[Dataset records]
════════

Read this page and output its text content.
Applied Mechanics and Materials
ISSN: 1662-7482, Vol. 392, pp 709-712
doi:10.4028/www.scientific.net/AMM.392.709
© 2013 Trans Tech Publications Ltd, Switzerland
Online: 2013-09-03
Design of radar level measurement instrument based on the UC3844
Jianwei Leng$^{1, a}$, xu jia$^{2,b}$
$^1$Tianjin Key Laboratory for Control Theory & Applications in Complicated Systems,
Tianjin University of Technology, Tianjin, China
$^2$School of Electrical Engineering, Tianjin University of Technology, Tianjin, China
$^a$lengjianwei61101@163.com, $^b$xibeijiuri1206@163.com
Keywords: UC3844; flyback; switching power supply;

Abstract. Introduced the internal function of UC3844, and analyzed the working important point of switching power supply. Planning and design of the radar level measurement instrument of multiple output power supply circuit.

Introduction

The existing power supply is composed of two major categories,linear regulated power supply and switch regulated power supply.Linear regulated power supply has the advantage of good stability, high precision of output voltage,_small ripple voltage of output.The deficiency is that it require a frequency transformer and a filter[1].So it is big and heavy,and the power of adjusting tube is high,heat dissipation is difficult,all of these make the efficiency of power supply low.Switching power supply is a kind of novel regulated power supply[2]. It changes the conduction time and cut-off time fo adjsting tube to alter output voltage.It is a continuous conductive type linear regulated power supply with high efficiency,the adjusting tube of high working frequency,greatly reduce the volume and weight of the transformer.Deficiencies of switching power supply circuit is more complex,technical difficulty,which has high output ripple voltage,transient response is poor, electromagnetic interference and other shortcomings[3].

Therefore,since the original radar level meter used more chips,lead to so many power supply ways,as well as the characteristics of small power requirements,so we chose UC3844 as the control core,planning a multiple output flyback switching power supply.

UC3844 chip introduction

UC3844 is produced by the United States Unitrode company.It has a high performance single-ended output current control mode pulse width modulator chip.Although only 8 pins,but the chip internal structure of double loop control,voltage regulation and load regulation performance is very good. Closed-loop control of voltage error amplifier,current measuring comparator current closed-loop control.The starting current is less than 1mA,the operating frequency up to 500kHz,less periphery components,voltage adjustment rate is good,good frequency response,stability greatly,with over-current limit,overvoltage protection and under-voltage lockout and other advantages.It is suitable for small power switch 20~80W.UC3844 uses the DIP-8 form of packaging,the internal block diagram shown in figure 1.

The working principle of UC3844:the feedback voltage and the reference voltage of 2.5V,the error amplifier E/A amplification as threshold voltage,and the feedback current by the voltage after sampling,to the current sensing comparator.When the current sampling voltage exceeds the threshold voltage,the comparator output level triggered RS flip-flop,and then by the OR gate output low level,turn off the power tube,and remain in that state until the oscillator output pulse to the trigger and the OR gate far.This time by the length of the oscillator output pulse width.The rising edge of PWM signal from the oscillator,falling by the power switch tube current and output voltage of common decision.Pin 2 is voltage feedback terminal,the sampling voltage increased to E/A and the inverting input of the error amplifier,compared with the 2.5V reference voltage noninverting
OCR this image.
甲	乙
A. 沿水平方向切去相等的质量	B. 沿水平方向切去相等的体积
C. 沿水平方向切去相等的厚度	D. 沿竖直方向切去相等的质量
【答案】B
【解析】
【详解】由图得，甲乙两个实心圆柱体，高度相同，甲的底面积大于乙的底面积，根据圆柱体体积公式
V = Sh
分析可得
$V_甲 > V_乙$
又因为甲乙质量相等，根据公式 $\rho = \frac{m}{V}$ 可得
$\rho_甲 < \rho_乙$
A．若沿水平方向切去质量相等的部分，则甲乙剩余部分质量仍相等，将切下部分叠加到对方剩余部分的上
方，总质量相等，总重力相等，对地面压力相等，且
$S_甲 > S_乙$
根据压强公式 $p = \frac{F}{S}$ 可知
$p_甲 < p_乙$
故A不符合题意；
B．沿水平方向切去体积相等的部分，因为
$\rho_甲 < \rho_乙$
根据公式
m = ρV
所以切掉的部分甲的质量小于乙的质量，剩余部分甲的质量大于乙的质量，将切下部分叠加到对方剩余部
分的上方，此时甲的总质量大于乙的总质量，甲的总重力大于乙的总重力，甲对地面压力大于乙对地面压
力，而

════════

▸ Exercise brief
Go through the lines above. Select every one that has the string "flyback".

▸ Problem solution
Keywords: UC3844; flyback; switching power supply;
Therefore,since the original radar level meter used more chips,lead to so many power supply ways,as well as the characteristics of small power requirements,so we chose UC3844 as the control core,planning a multiple output flyback switching power supply.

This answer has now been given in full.